» Task list:
(1) In the forum thread on routing wooden rounds, write out the part that opens with the words "## CharleyL (Feb" and closes with "(Jul 28, 2015)".
(2) Answer these from the forum thread on routing wooden rounds:
(a) Besides walnut, what wood is used for the rounds?
(b) How thick are the rounds?
(c) For how many years does CharleyL say the 6" rule has kept him safe?

» Provided text:
_____

I am using Alder to make these and I have made a few out of Walnut with the same results. The rounds are 3 and 4 inches and yes I am breaking safety rules by having my fingers to close to the bit. You should know that I am putting a decorative edge on these rounds and that is where I get the burning when I stop to get another grip. The tear out shown in the pictures happens both when I cut the round out and when I put the decorative edge on. It's the end grain that is tearing out.

The rounds do have a 1/4" hole in the middle and I am using another round on top of the one I am routing and it has a 1/4" dowel through it but still my fingers are to close.

I do like you idea of putting maybe a crank handle on the top round for safety and to get rid of the burn marks. Being able to have a smooth feed would really help but still will not get rid of the tear out. The rounds are 1/2" thick and I am making three passes and running at the right speed.


----------



## CharleyL (Feb 28, 2009)

Changing bearing sizes to make the rough cut and then going back to the original bearing would give you a light finish cut that should help significantly with the chipping and the burn marks. Also find a way to make a jig of some kind, a crank or whatever, to keep your fingers away from the bit. Remember the 6" rule. It has kept me safe and with all 10 complete fingers for 63 years on saws, planers, router tables, etc.

Charley


----------



## hawkeye10 (Jul 28, 2015)

CharleyL said:


> Changing bearing sizes to make the rough cut and then going back to the original bearing would give you a light finish cut that should help significantly with the chipping and the burn marks. Also find a way to make a jig of some kind, a crank or whatever, to keep your fingers away from the bit. Remember the 6" rule. It has kept me safe and with all 10 complete fingers for 63 years on saws, planers, router tables, etc.

_____

» Entries supplied:
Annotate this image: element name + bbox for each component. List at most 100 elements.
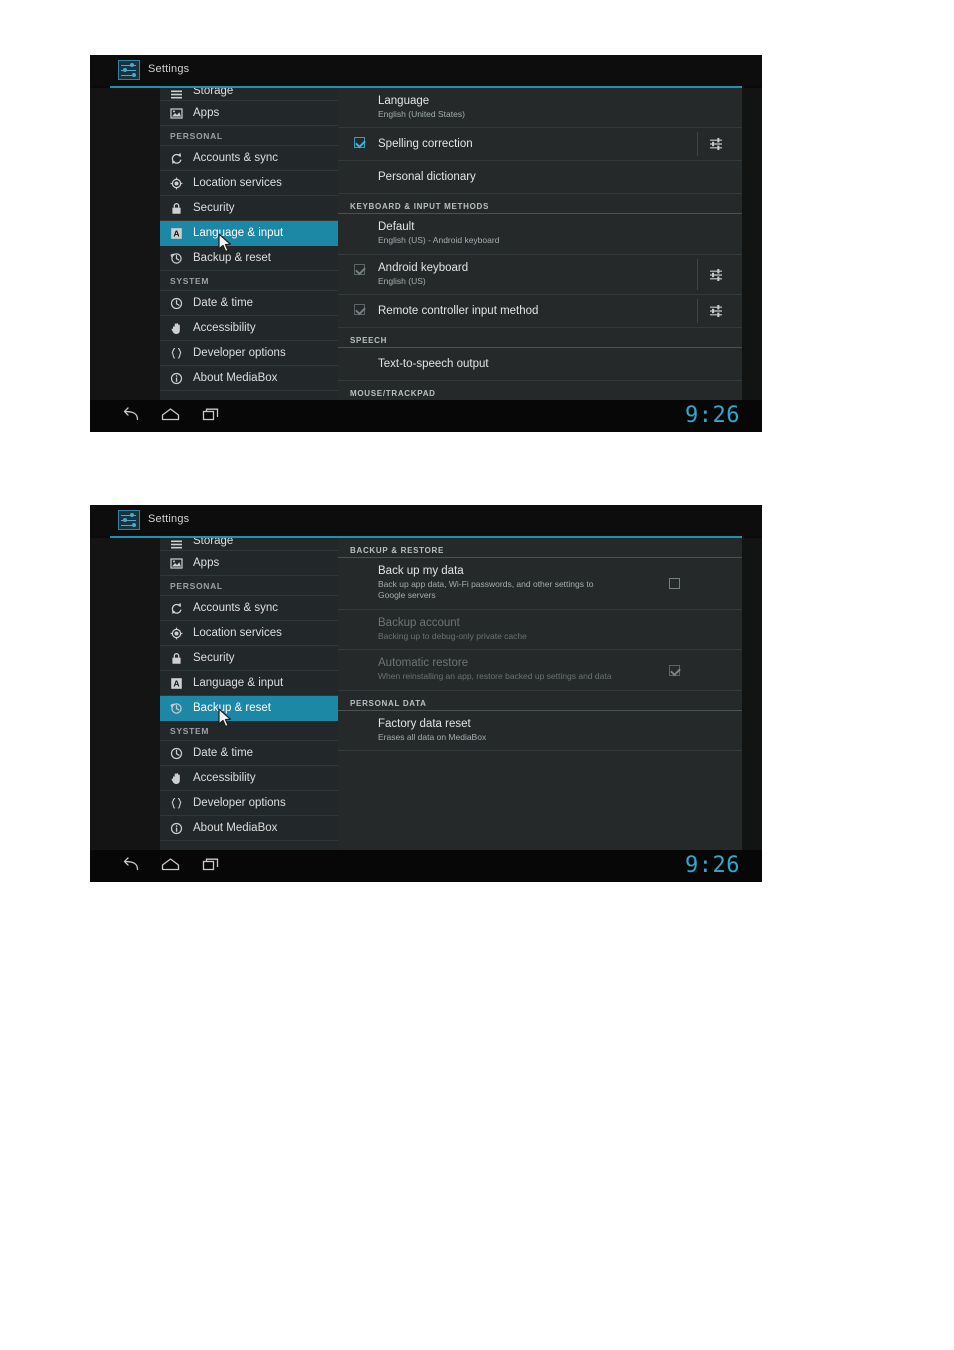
recent-apps-icon[interactable] (202, 857, 220, 872)
sidebar-item-label: Accounts & sync (193, 152, 279, 164)
panel-section-label: PERSONAL DATA (350, 698, 427, 708)
settings-row[interactable]: Factory data reset Erases all data on Med… (338, 711, 742, 752)
app-title: Settings (148, 513, 190, 525)
sidebar-item-label: Accounts & sync (193, 602, 279, 614)
settings-row-title: Factory data reset (378, 717, 471, 730)
sidebar-item-label: Backup & reset (193, 702, 271, 714)
sidebar-item-label: Accessibility (193, 772, 256, 784)
sidebar-item-label: About MediaBox (193, 822, 278, 834)
sidebar-item-language-input[interactable]: A Language & input (160, 671, 338, 696)
sidebar-item-storage[interactable]: Storage (160, 538, 338, 551)
sidebar-item-developer-options[interactable]: Developer options (160, 341, 338, 366)
row-checkbox[interactable] (354, 137, 366, 149)
settings-row-title: Personal dictionary (378, 171, 476, 184)
sidebar-section-label: SYSTEM (170, 725, 210, 736)
clock-icon (170, 747, 183, 760)
settings-sliders-icon[interactable] (708, 136, 724, 152)
settings-row[interactable]: Automatic restore When reinstalling an ap… (338, 650, 742, 691)
sidebar-item-label: Location services (193, 177, 282, 189)
panel-section-label: MOUSE/TRACKPAD (350, 389, 436, 399)
status-clock: 9:26 (685, 403, 740, 428)
sync-icon (170, 152, 183, 165)
sidebar-item-language-input[interactable]: A Language & input (160, 221, 338, 246)
lock-icon (170, 202, 183, 215)
status-clock: 9:26 (685, 853, 740, 878)
sidebar-item-security[interactable]: Security (160, 196, 338, 221)
sidebar-item-label: Date & time (193, 297, 254, 309)
sidebar-item-developer-options[interactable]: Developer options (160, 791, 338, 816)
sidebar-item-storage[interactable]: Storage (160, 88, 338, 101)
storage-icon (170, 88, 183, 100)
system-navigation-bar[interactable]: 9:26 (90, 400, 762, 432)
sidebar-section-header: SYSTEM (160, 271, 338, 291)
sidebar-item-apps[interactable]: Apps (160, 551, 338, 576)
settings-detail-panel[interactable]: Language English (United States) Spelling … (338, 88, 742, 412)
sidebar-item-apps[interactable]: Apps (160, 101, 338, 126)
sidebar-item-security[interactable]: Security (160, 646, 338, 671)
settings-row[interactable]: Android keyboard English (US) (338, 255, 742, 296)
sidebar-item-location-services[interactable]: Location services (160, 171, 338, 196)
settings-row[interactable]: Language English (United States) (338, 88, 742, 129)
title-bar: Settings (90, 505, 762, 536)
home-icon[interactable] (161, 857, 180, 872)
system-navigation-bar[interactable]: 9:26 (90, 850, 762, 882)
sidebar-item-backup-reset[interactable]: Backup & reset (160, 696, 338, 721)
hand-icon (170, 322, 183, 335)
sidebar-section-label: PERSONAL (170, 580, 223, 591)
settings-row-title: Default (378, 221, 415, 234)
settings-row[interactable]: Text-to-speech output (338, 348, 742, 382)
apps-icon (170, 557, 183, 570)
settings-row[interactable]: Spelling correction (338, 128, 742, 162)
settings-detail-panel[interactable]: BACKUP & RESTORE Back up my data Back up a… (338, 538, 742, 850)
sidebar-section-header: PERSONAL (160, 126, 338, 146)
navigation-icons[interactable] (122, 857, 220, 872)
sidebar-item-location-services[interactable]: Location services (160, 621, 338, 646)
settings-row-subtitle: English (US) - Android keyboard (378, 235, 500, 246)
settings-row-subtitle: English (United States) (378, 109, 465, 119)
sidebar-section-label: PERSONAL (170, 130, 223, 141)
settings-sidebar[interactable]: Storage Apps PERSONAL Accounts & sync Locati… (160, 538, 338, 850)
svg-text:A: A (173, 228, 179, 238)
row-checkbox[interactable] (354, 304, 366, 316)
row-checkbox[interactable] (669, 665, 681, 677)
settings-row-title: Language (378, 95, 430, 107)
settings-sidebar[interactable]: Storage Apps PERSONAL Accounts & sync Locati… (160, 88, 338, 400)
sidebar-item-label: Security (193, 652, 235, 664)
sidebar-item-date-time[interactable]: Date & time (160, 741, 338, 766)
settings-row[interactable]: Backup account Backing up to debug-only p… (338, 610, 742, 651)
settings-row[interactable]: Back up my data Back up app data, Wi-Fi p… (338, 558, 742, 610)
row-checkbox[interactable] (354, 263, 366, 276)
home-icon[interactable] (161, 407, 180, 422)
navigation-icons[interactable] (122, 407, 220, 422)
recent-apps-icon[interactable] (202, 407, 220, 422)
apps-icon (170, 107, 183, 120)
settings-row-title: Spelling correction (378, 138, 473, 151)
sidebar-item-date-time[interactable]: Date & time (160, 291, 338, 316)
settings-row[interactable]: Personal dictionary (338, 161, 742, 195)
sidebar-item-label: Backup & reset (193, 252, 271, 264)
sidebar-item-about-mediabox[interactable]: About MediaBox (160, 816, 338, 841)
info-icon (170, 372, 183, 385)
settings-row-title: Back up my data (378, 565, 464, 577)
settings-row[interactable]: Default English (US) - Android keyboard (338, 214, 742, 255)
row-divider (697, 299, 698, 324)
settings-sliders-icon[interactable] (708, 303, 724, 319)
sidebar-item-label: Apps (193, 107, 220, 119)
sidebar-item-accounts-sync[interactable]: Accounts & sync (160, 146, 338, 171)
sidebar-item-about-mediabox[interactable]: About MediaBox (160, 366, 338, 391)
sidebar-section-label: SYSTEM (170, 275, 210, 286)
panel-section-header: SPEECH (338, 328, 742, 349)
sidebar-item-accessibility[interactable]: Accessibility (160, 766, 338, 791)
row-checkbox[interactable] (669, 578, 680, 590)
sidebar-item-label: Language & input (193, 227, 284, 239)
sidebar-item-backup-reset[interactable]: Backup & reset (160, 246, 338, 271)
sidebar-item-accounts-sync[interactable]: Accounts & sync (160, 596, 338, 621)
back-icon[interactable] (122, 857, 139, 872)
settings-row[interactable]: Remote controller input method (338, 295, 742, 329)
back-icon[interactable] (122, 407, 139, 422)
sidebar-item-accessibility[interactable]: Accessibility (160, 316, 338, 341)
settings-sliders-icon (118, 60, 140, 80)
settings-sliders-icon[interactable] (708, 267, 724, 283)
braces-icon (170, 347, 183, 360)
backup-icon (170, 252, 183, 265)
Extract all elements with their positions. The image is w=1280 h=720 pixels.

_____

» Written answers:
(1)
## CharleyL (Feb 28, 2009)

Changing bearing sizes to make the rough cut and then going back to the original bearing would give you a light finish cut that should help significantly with the chipping and the burn marks. Also find a way to make a jig of some kind, a crank or whatever, to keep your fingers away from the bit. Remember the 6" rule. It has kept me safe and with all 10 complete fingers for 63 years on saws, planers, router tables, etc.

Charley


----------



## hawkeye10 (Jul 28, 2015)

(2)
(a) Alder
(b) 1/2 inch
(c) 63 years